begin ENTRIES PROVIDED

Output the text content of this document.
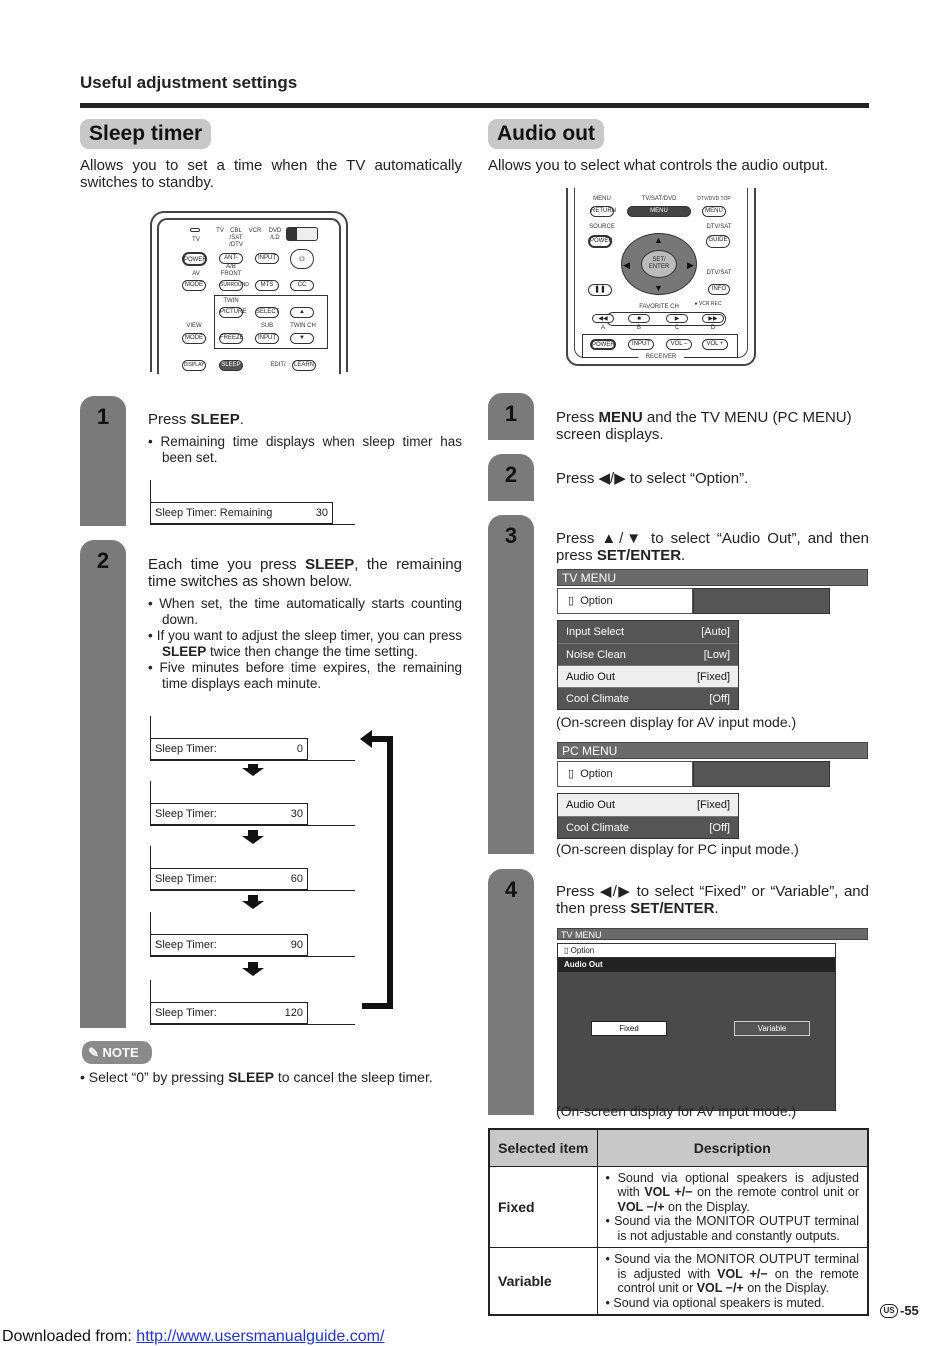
Useful adjustment settings
Sleep timer
Allows you to set a time when the TV automatically switches to standby.
TV
TV	CBL /SAT /DTV
VCR	DVD /LD
POWER	ANT-A/B
INPUT	☼
AV	FRONT
MODE	SURROUND	MTS	CC
TWIN
PICTURE SELECT	▲
VIEW	SUB	TWIN CH
MODE	FREEZE	INPUT	▼
DISPLAY	SLEEP	EDIT/	LEARN
1
2
Press SLEEP.
• Remaining time displays when sleep timer has been set.
Sleep Timer: Remaining	30
Each time you press SLEEP, the remaining time switches as shown below.
• When set, the time automatically starts counting down.
• If you want to adjust the sleep timer, you can press SLEEP twice then change the time setting.
• Five minutes before time expires, the remaining time displays each minute.
Sleep Timer:	0
Sleep Timer:	30
Sleep Timer:	60
Sleep Timer:	90
Sleep Timer:	120
✎ NOTE
• Select “0” by pressing SLEEP to cancel the sleep timer.
Audio out
Allows you to select what controls the audio output.
MENU	TV/SAT/DVD	DTV/DVD TOP
RETURN	MENU	MENU
SOURCE	DTV/SAT
POWER	GUIDE
SET/ ENTER
▲
▼
◀	▶
DTV/SAT
❚❚	INFO
FAVORITE CH	● VCR REC
◀◀	■	▶	▶▶
A	B	C	D
POWER	INPUT	VOL –	VOL +
RECEIVER
1
2
3
4
Press MENU and the TV MENU (PC MENU) screen displays.
Press ◀/▶ to select “Option”.
Press ▲/▼ to select “Audio Out”, and then press SET/ENTER.
TV MENU
▯ Option
Input Select	[Auto]
Noise Clean	[Low]
Audio Out	[Fixed]
Cool Climate	[Off]
(On-screen display for AV input mode.)
PC MENU
▯ Option
Audio Out	[Fixed]
Cool Climate	[Off]
(On-screen display for PC input mode.)
Press ◀/▶ to select “Fixed” or “Variable”, and then press SET/ENTER.
TV MENU
▯ Option
Audio Out
Fixed	Variable
(On-screen display for AV input mode.)
Selected item	Description
Fixed	• Sound via optional speakers is adjusted with VOL +/− on the remote control unit or VOL −/+ on the Display.
• Sound via the MONITOR OUTPUT terminal is not adjustable and constantly outputs.

Variable	• Sound via the MONITOR OUTPUT terminal is adjusted with VOL +/− on the remote control unit or VOL −/+ on the Display.
• Sound via optional speakers is muted.
US -55
Downloaded from: http://www.usersmanualguide.com/
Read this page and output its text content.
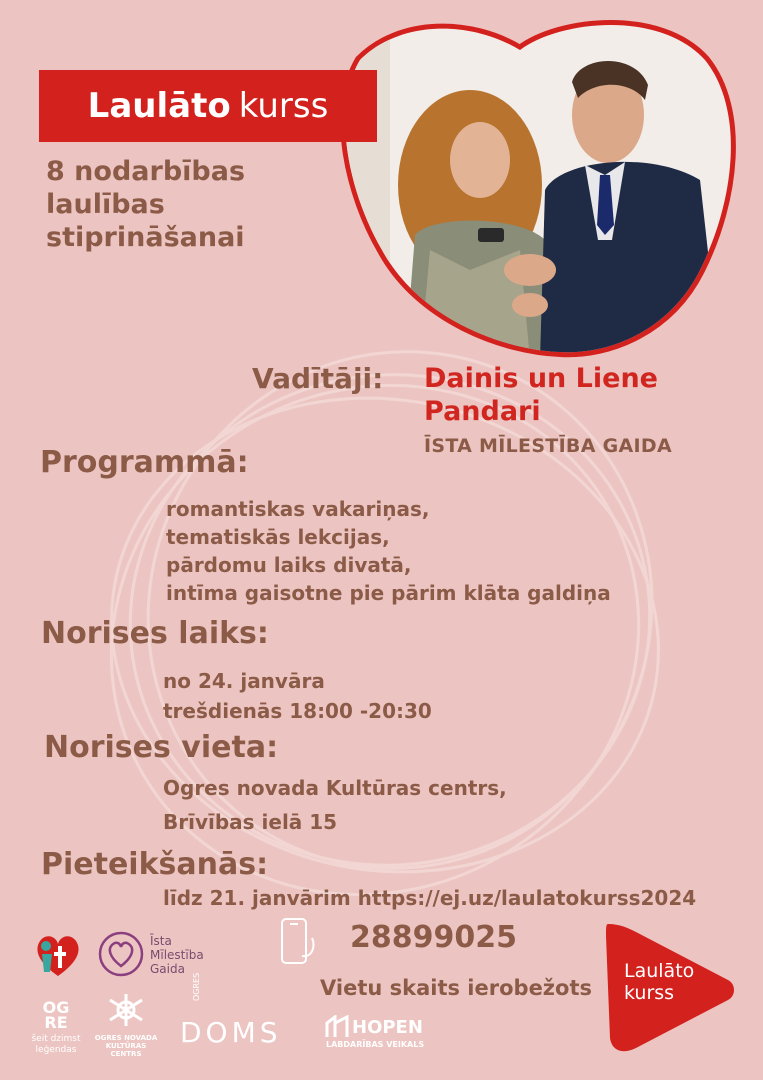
Laulāto kurss
8 nodarbības
laulības
stiprināšanai
Vadītāji: Dainis un Liene
Pandari
ĪSTA MĪLESTĪBA GAIDA
Programmā:
romantiskas vakariņas,
tematiskās lekcijas,
pārdomu laiks divatā,
intīma gaisotne pie pārim klāta galdiņa
Norises laiks:
no 24. janvāra
trešdienās 18:00 -20:30
Norises vieta:
Ogres novada Kultūras centrs,
Brīvības ielā 15
Pieteikšanās:
līdz 21. janvārim https://ej.uz/laulatokurss2024
28899025
Vietu skaits ierobežots
Īsta
Mīlestība
Gaida
OG
RE
šeit dzimst
leģendas
OGRES NOVADA
KULTŪRAS CENTRS
OGRES
DOMS	HOPEN
LABDARĪBAS VEIKALS
Laulāto
kurss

end ENTRIES PROVIDED

▶ **BRIEF**:
Restate each line of the records exactly; pictures do not belong in the copy.

▶ **EXERCISE RESULT**:
Output the text content of this document.
Useful adjustment settings
Sleep timer
Allows you to set a time when the TV automatically switches to standby.
TV
TV	CBL /SAT /DTV
VCR	DVD /LD
POWER	ANT-A/B
INPUT	☼
AV	FRONT
MODE	SURROUND	MTS	CC
TWIN
PICTURE SELECT	▲
VIEW	SUB	TWIN CH
MODE	FREEZE	INPUT	▼
DISPLAY	SLEEP	EDIT/	LEARN
1
2
Press SLEEP.
• Remaining time displays when sleep timer has been set.
Sleep Timer: Remaining	30
Each time you press SLEEP, the remaining time switches as shown below.
• When set, the time automatically starts counting down.
• If you want to adjust the sleep timer, you can press SLEEP twice then change the time setting.
• Five minutes before time expires, the remaining time displays each minute.
Sleep Timer:	0
Sleep Timer:	30
Sleep Timer:	60
Sleep Timer:	90
Sleep Timer:	120
✎ NOTE
• Select “0” by pressing SLEEP to cancel the sleep timer.
Audio out
Allows you to select what controls the audio output.
MENU	TV/SAT/DVD	DTV/DVD TOP
RETURN	MENU	MENU
SOURCE	DTV/SAT
POWER	GUIDE
SET/ ENTER
▲
▼
◀	▶
DTV/SAT
❚❚	INFO
FAVORITE CH	● VCR REC
◀◀	■	▶	▶▶
A	B	C	D
POWER	INPUT	VOL –	VOL +
RECEIVER
1
2
3
4
Press MENU and the TV MENU (PC MENU) screen displays.
Press ◀/▶ to select “Option”.
Press ▲/▼ to select “Audio Out”, and then press SET/ENTER.
TV MENU
▯ Option
Input Select	[Auto]
Noise Clean	[Low]
Audio Out	[Fixed]
Cool Climate	[Off]
(On-screen display for AV input mode.)
PC MENU
▯ Option
Audio Out	[Fixed]
Cool Climate	[Off]
(On-screen display for PC input mode.)
Press ◀/▶ to select “Fixed” or “Variable”, and then press SET/ENTER.
TV MENU
▯ Option
Audio Out
Fixed	Variable
(On-screen display for AV input mode.)
Selected item	Description
Fixed	• Sound via optional speakers is adjusted with VOL +/− on the remote control unit or VOL −/+ on the Display.
• Sound via the MONITOR OUTPUT terminal is not adjustable and constantly outputs.

Variable	• Sound via the MONITOR OUTPUT terminal is adjusted with VOL +/− on the remote control unit or VOL −/+ on the Display.
• Sound via optional speakers is muted.
US -55
Downloaded from: http://www.usersmanualguide.com/
Read this page and output its text content.
Laulāto kurss
8 nodarbības
laulības
stiprināšanai
Vadītāji: Dainis un Liene
Pandari
ĪSTA MĪLESTĪBA GAIDA
Programmā:
romantiskas vakariņas,
tematiskās lekcijas,
pārdomu laiks divatā,
intīma gaisotne pie pārim klāta galdiņa
Norises laiks:
no 24. janvāra
trešdienās 18:00 -20:30
Norises vieta:
Ogres novada Kultūras centrs,
Brīvības ielā 15
Pieteikšanās:
līdz 21. janvārim https://ej.uz/laulatokurss2024
28899025
Vietu skaits ierobežots
Īsta
Mīlestība
Gaida
OG
RE
šeit dzimst
leģendas
OGRES NOVADA
KULTŪRAS CENTRS
OGRES
DOMS	HOPEN
LABDARĪBAS VEIKALS
Laulāto
kurss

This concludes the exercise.